◆ Material for this task
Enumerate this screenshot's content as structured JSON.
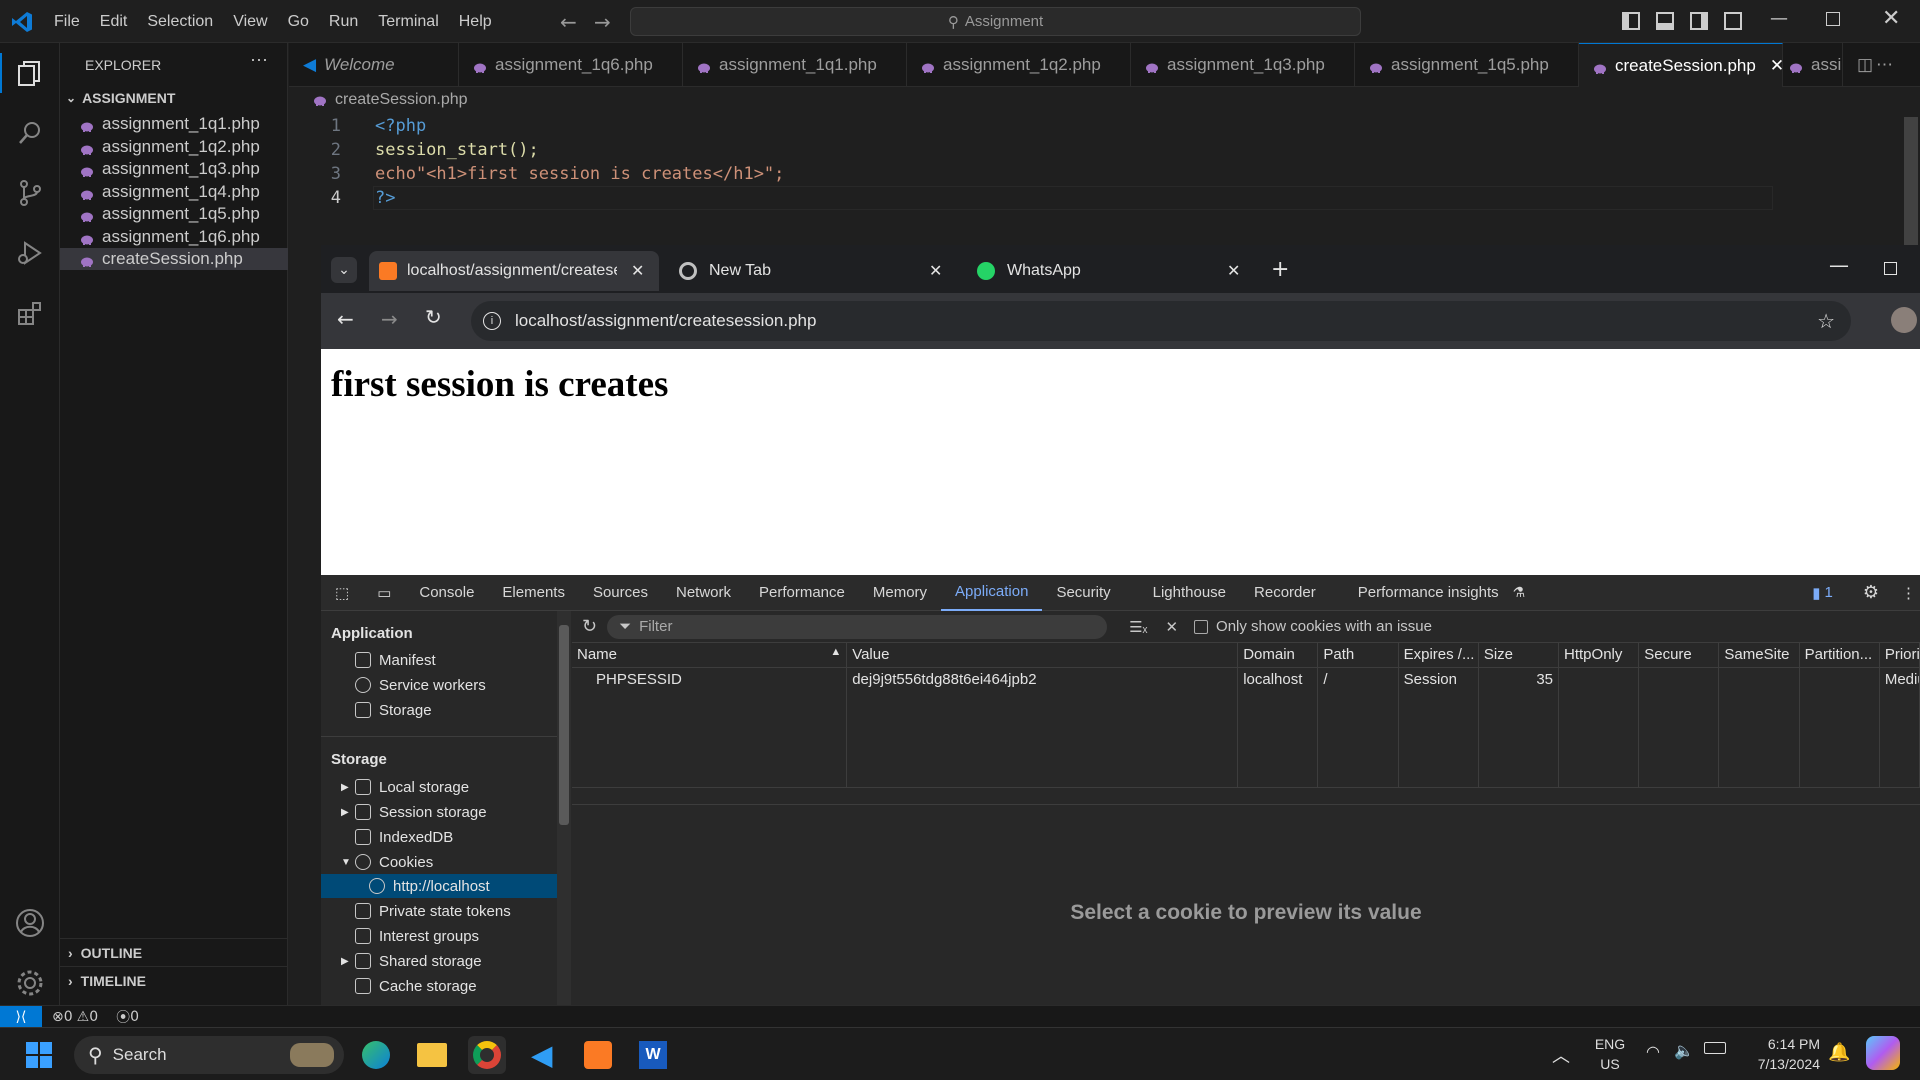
{
  "vscode": {
    "menu": [
      "File",
      "Edit",
      "Selection",
      "View",
      "Go",
      "Run",
      "Terminal",
      "Help"
    ],
    "command_center": "Assignment",
    "explorer": {
      "title": "EXPLORER",
      "folder": "ASSIGNMENT",
      "files": [
        "assignment_1q1.php",
        "assignment_1q2.php",
        "assignment_1q3.php",
        "assignment_1q4.php",
        "assignment_1q5.php",
        "assignment_1q6.php",
        "createSession.php"
      ],
      "selected": "createSession.php",
      "outline": "OUTLINE",
      "timeline": "TIMELINE"
    },
    "tabs": [
      "Welcome",
      "assignment_1q6.php",
      "assignment_1q1.php",
      "assignment_1q2.php",
      "assignment_1q3.php",
      "assignment_1q5.php",
      "createSession.php",
      "assign"
    ],
    "active_tab": "createSession.php",
    "breadcrumb": "createSession.php",
    "code_lines": [
      {
        "n": "1",
        "text": "<?php"
      },
      {
        "n": "2",
        "text": "session_start();"
      },
      {
        "n": "3",
        "text": "echo\"<h1>first session is creates</h1>\";"
      },
      {
        "n": "4",
        "text": "?>"
      }
    ],
    "status": {
      "errors": "0",
      "warnings": "0",
      "ports": "0"
    }
  },
  "browser": {
    "tabs": [
      {
        "title": "localhost/assignment/createses",
        "active": true
      },
      {
        "title": "New Tab",
        "active": false
      },
      {
        "title": "WhatsApp",
        "active": false
      }
    ],
    "url": "localhost/assignment/createsession.php",
    "page_heading": "first session is creates"
  },
  "devtools": {
    "tabs": [
      "Console",
      "Elements",
      "Sources",
      "Network",
      "Performance",
      "Memory",
      "Application",
      "Security",
      "Lighthouse",
      "Recorder",
      "Performance insights"
    ],
    "active_tab": "Application",
    "issues_count": "1",
    "sidebar": {
      "application_header": "Application",
      "application_items": [
        "Manifest",
        "Service workers",
        "Storage"
      ],
      "storage_header": "Storage",
      "storage_items": [
        "Local storage",
        "Session storage",
        "IndexedDB",
        "Cookies",
        "http://localhost",
        "Private state tokens",
        "Interest groups",
        "Shared storage",
        "Cache storage"
      ]
    },
    "filter_placeholder": "Filter",
    "only_issues_label": "Only show cookies with an issue",
    "columns": [
      "Name",
      "Value",
      "Domain",
      "Path",
      "Expires /...",
      "Size",
      "HttpOnly",
      "Secure",
      "SameSite",
      "Partition...",
      "Priorit"
    ],
    "cookie": {
      "name": "PHPSESSID",
      "value": "dej9j9t556tdg88t6ei464jpb2",
      "domain": "localhost",
      "path": "/",
      "expires": "Session",
      "size": "35",
      "priority": "Mediu"
    },
    "preview_hint": "Select a cookie to preview its value"
  },
  "taskbar": {
    "search": "Search",
    "lang1": "ENG",
    "lang2": "US",
    "time": "6:14 PM",
    "date": "7/13/2024"
  }
}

◆ Exercise
Copy the entries above faithfully and omit every image.

◆ Result of the task
Enumerate this screenshot's content as structured JSON.
{
  "vscode": {
    "menu": [
      "File",
      "Edit",
      "Selection",
      "View",
      "Go",
      "Run",
      "Terminal",
      "Help"
    ],
    "command_center": "Assignment",
    "explorer": {
      "title": "EXPLORER",
      "folder": "ASSIGNMENT",
      "files": [
        "assignment_1q1.php",
        "assignment_1q2.php",
        "assignment_1q3.php",
        "assignment_1q4.php",
        "assignment_1q5.php",
        "assignment_1q6.php",
        "createSession.php"
      ],
      "selected": "createSession.php",
      "outline": "OUTLINE",
      "timeline": "TIMELINE"
    },
    "tabs": [
      "Welcome",
      "assignment_1q6.php",
      "assignment_1q1.php",
      "assignment_1q2.php",
      "assignment_1q3.php",
      "assignment_1q5.php",
      "createSession.php",
      "assign"
    ],
    "active_tab": "createSession.php",
    "breadcrumb": "createSession.php",
    "code_lines": [
      {
        "n": "1",
        "text": "<?php"
      },
      {
        "n": "2",
        "text": "session_start();"
      },
      {
        "n": "3",
        "text": "echo\"<h1>first session is creates</h1>\";"
      },
      {
        "n": "4",
        "text": "?>"
      }
    ],
    "status": {
      "errors": "0",
      "warnings": "0",
      "ports": "0"
    }
  },
  "browser": {
    "tabs": [
      {
        "title": "localhost/assignment/createses",
        "active": true
      },
      {
        "title": "New Tab",
        "active": false
      },
      {
        "title": "WhatsApp",
        "active": false
      }
    ],
    "url": "localhost/assignment/createsession.php",
    "page_heading": "first session is creates"
  },
  "devtools": {
    "tabs": [
      "Console",
      "Elements",
      "Sources",
      "Network",
      "Performance",
      "Memory",
      "Application",
      "Security",
      "Lighthouse",
      "Recorder",
      "Performance insights"
    ],
    "active_tab": "Application",
    "issues_count": "1",
    "sidebar": {
      "application_header": "Application",
      "application_items": [
        "Manifest",
        "Service workers",
        "Storage"
      ],
      "storage_header": "Storage",
      "storage_items": [
        "Local storage",
        "Session storage",
        "IndexedDB",
        "Cookies",
        "http://localhost",
        "Private state tokens",
        "Interest groups",
        "Shared storage",
        "Cache storage"
      ]
    },
    "filter_placeholder": "Filter",
    "only_issues_label": "Only show cookies with an issue",
    "columns": [
      "Name",
      "Value",
      "Domain",
      "Path",
      "Expires /...",
      "Size",
      "HttpOnly",
      "Secure",
      "SameSite",
      "Partition...",
      "Priorit"
    ],
    "cookie": {
      "name": "PHPSESSID",
      "value": "dej9j9t556tdg88t6ei464jpb2",
      "domain": "localhost",
      "path": "/",
      "expires": "Session",
      "size": "35",
      "priority": "Mediu"
    },
    "preview_hint": "Select a cookie to preview its value"
  },
  "taskbar": {
    "search": "Search",
    "lang1": "ENG",
    "lang2": "US",
    "time": "6:14 PM",
    "date": "7/13/2024"
  }
}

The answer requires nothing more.